* REQUIRED WORK
Each line below that contains "offset" counts once; report the total and nothing more.

* INPUT
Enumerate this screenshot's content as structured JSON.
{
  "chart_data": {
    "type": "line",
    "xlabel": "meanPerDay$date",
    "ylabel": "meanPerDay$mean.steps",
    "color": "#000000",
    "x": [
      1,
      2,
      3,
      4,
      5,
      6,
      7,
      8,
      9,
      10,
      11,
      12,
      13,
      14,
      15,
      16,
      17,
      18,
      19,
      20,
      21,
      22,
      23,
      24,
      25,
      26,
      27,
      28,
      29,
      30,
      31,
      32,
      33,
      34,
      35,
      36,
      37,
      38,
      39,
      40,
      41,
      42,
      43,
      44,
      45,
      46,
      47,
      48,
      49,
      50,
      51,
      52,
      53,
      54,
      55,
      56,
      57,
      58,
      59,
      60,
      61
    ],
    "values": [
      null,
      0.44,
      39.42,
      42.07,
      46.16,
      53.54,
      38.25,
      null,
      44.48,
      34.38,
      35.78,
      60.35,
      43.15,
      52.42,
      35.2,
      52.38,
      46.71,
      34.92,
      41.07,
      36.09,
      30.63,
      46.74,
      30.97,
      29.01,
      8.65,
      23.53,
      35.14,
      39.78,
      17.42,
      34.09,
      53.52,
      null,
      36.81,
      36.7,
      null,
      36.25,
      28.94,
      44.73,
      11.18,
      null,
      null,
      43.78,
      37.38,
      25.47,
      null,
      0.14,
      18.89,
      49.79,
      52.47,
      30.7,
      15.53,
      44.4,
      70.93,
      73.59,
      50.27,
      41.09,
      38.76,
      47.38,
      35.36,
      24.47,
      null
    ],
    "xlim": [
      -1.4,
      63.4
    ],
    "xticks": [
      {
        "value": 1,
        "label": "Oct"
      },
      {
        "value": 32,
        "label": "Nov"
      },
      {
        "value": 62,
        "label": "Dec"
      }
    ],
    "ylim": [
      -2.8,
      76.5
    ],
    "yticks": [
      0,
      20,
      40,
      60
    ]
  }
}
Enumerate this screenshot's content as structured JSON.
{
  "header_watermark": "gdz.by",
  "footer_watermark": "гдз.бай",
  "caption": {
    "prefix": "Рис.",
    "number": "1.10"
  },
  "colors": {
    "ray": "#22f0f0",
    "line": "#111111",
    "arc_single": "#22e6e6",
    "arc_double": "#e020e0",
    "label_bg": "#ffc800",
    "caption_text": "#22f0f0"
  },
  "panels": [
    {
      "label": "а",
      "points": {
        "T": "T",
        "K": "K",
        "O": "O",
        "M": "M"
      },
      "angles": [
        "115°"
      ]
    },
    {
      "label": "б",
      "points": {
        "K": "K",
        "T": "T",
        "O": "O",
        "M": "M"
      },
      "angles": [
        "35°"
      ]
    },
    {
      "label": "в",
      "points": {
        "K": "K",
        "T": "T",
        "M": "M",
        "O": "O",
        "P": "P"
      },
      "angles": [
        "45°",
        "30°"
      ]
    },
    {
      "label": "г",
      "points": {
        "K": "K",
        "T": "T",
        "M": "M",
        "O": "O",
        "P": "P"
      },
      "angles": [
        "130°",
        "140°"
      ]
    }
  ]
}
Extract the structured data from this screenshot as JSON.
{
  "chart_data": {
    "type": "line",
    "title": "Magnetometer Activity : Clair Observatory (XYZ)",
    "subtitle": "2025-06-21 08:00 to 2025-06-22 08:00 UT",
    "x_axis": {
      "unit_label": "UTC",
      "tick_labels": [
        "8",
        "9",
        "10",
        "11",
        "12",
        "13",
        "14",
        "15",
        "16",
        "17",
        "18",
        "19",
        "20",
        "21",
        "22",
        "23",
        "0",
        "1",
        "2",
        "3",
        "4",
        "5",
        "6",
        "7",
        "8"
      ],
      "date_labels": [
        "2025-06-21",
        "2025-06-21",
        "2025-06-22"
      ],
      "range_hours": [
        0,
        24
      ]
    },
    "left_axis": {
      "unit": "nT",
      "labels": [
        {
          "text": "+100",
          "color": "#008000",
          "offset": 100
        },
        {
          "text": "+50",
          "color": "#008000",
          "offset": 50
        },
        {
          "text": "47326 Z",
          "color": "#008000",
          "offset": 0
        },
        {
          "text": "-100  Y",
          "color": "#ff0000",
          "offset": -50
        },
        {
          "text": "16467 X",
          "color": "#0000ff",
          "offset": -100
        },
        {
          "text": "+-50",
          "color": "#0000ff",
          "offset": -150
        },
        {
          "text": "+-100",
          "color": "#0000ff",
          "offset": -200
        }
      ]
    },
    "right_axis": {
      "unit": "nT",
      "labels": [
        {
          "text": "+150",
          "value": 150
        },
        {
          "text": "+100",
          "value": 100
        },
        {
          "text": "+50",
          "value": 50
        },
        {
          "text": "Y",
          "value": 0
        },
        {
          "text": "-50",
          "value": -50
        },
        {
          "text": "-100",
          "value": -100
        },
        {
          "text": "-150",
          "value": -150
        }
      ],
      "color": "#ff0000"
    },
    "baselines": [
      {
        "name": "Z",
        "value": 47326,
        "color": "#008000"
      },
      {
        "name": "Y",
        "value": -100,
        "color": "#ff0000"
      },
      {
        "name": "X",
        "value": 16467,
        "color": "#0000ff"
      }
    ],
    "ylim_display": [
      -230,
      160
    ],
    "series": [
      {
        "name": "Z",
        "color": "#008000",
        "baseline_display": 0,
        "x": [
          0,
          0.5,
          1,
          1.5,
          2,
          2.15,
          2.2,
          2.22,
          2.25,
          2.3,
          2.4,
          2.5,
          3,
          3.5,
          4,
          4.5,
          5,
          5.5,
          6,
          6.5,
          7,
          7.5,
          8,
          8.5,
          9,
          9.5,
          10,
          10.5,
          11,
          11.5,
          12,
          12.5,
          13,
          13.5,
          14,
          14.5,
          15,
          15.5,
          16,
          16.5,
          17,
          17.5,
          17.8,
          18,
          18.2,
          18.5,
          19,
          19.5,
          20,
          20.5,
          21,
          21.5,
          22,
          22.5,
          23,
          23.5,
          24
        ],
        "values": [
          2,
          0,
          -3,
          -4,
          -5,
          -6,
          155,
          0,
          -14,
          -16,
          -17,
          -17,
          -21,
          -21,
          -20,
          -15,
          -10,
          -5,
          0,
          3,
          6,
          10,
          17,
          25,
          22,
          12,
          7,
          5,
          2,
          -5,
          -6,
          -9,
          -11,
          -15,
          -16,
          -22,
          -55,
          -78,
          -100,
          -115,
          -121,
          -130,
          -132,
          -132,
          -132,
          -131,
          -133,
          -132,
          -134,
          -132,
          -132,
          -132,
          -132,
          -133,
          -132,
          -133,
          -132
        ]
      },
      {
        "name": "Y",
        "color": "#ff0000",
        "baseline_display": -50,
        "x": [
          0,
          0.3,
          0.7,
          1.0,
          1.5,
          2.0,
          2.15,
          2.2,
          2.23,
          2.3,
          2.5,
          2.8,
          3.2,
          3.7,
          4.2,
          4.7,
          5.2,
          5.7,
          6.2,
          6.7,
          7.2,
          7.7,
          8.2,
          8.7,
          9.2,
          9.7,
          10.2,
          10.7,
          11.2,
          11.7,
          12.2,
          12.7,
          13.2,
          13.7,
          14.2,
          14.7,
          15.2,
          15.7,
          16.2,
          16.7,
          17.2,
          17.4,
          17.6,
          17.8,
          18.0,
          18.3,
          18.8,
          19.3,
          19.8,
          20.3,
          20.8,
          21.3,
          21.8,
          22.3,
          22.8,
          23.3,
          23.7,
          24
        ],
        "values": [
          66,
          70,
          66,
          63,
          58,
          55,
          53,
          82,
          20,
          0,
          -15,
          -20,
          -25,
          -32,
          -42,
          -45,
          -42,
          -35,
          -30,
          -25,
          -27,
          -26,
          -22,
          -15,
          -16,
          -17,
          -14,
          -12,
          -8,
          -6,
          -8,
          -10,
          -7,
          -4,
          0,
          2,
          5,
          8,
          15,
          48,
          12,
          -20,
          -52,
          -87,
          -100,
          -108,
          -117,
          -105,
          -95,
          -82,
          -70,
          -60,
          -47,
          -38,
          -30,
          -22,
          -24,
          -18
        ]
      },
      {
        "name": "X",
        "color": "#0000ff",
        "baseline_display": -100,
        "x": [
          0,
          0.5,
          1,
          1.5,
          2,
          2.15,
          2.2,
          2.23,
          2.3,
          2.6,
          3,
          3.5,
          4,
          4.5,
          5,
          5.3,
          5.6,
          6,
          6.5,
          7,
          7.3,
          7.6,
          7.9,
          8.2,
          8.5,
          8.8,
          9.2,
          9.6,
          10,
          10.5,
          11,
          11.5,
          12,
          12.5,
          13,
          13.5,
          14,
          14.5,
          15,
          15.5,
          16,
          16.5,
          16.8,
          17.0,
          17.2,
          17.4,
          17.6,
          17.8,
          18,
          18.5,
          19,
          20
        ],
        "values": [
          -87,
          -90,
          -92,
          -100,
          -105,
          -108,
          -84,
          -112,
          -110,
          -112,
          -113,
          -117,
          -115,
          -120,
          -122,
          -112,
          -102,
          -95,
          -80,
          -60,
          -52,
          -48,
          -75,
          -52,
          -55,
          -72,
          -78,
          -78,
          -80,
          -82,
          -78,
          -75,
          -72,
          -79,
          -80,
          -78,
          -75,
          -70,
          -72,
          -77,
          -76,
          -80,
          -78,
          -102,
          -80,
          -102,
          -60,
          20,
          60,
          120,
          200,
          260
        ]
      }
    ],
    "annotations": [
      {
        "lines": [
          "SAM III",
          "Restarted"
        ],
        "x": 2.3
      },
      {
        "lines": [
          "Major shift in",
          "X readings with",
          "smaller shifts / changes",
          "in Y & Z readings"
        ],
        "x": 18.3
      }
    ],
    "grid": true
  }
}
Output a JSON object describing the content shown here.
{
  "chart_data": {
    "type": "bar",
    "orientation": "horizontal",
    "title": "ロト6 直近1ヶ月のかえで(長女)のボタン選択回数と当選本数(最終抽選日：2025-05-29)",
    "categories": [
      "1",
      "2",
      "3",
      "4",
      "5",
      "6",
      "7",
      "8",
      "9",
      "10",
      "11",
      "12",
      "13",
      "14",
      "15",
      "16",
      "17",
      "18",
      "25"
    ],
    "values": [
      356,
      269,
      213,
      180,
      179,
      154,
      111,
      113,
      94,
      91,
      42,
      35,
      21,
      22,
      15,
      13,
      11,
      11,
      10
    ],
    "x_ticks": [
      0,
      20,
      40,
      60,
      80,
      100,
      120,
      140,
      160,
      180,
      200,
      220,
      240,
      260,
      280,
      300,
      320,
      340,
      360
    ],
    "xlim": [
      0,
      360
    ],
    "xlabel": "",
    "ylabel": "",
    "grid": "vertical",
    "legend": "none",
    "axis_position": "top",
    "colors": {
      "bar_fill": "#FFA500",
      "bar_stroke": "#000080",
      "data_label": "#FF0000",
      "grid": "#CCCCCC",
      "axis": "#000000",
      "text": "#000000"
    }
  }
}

* THE RESPONSE
7